**EXERCISE INSTRUCTIONS:** Find all lines in the listing that include the word "name", then copy them.

Part of a data file:
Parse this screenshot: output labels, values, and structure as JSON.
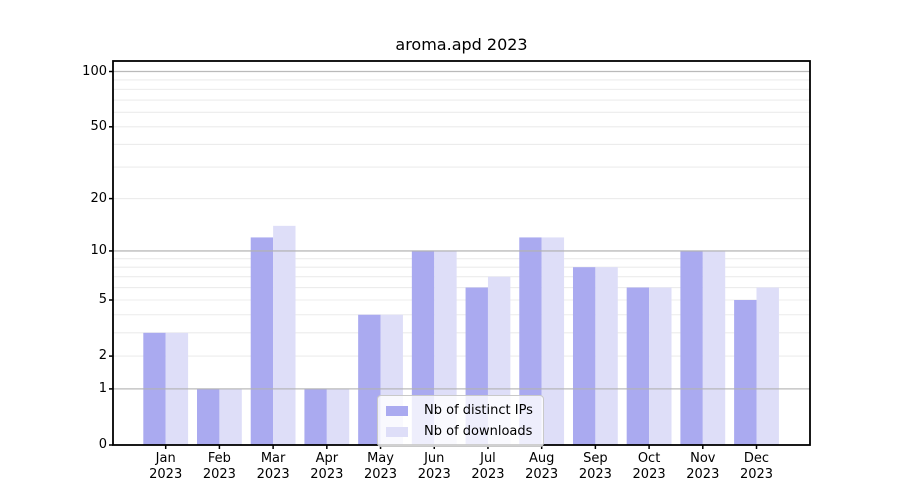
{
  "chart_data": {
    "type": "bar",
    "title": "aroma.apd 2023",
    "categories": [
      "Jan 2023",
      "Feb 2023",
      "Mar 2023",
      "Apr 2023",
      "May 2023",
      "Jun 2023",
      "Jul 2023",
      "Aug 2023",
      "Sep 2023",
      "Oct 2023",
      "Nov 2023",
      "Dec 2023"
    ],
    "series": [
      {
        "name": "Nb of distinct IPs",
        "color": "#aaaaf0",
        "values": [
          3,
          1,
          12,
          1,
          4,
          10,
          6,
          12,
          8,
          6,
          10,
          5
        ]
      },
      {
        "name": "Nb of downloads",
        "color": "#dedef8",
        "values": [
          3,
          1,
          14,
          1,
          4,
          10,
          7,
          12,
          8,
          6,
          10,
          6
        ]
      }
    ],
    "xlabel": "",
    "ylabel": "",
    "y_scale": "log1p",
    "ylim": [
      0,
      114
    ],
    "y_ticks": [
      0,
      1,
      2,
      5,
      10,
      20,
      50,
      100
    ],
    "grid": {
      "on": true,
      "minor": [
        2,
        3,
        4,
        5,
        6,
        7,
        8,
        9,
        20,
        30,
        40,
        50,
        60,
        70,
        80,
        90
      ],
      "major": [
        1,
        10,
        100
      ]
    },
    "legend_position": "lower center",
    "colors": {
      "grid_minor": "#ececec",
      "grid_major": "#b3b3b3",
      "spine": "#000000",
      "text": "#000000",
      "background": "#ffffff"
    }
  }
}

**SOLUTION BELOW:**
        "name": "Nb of distinct IPs",
        "name": "Nb of downloads",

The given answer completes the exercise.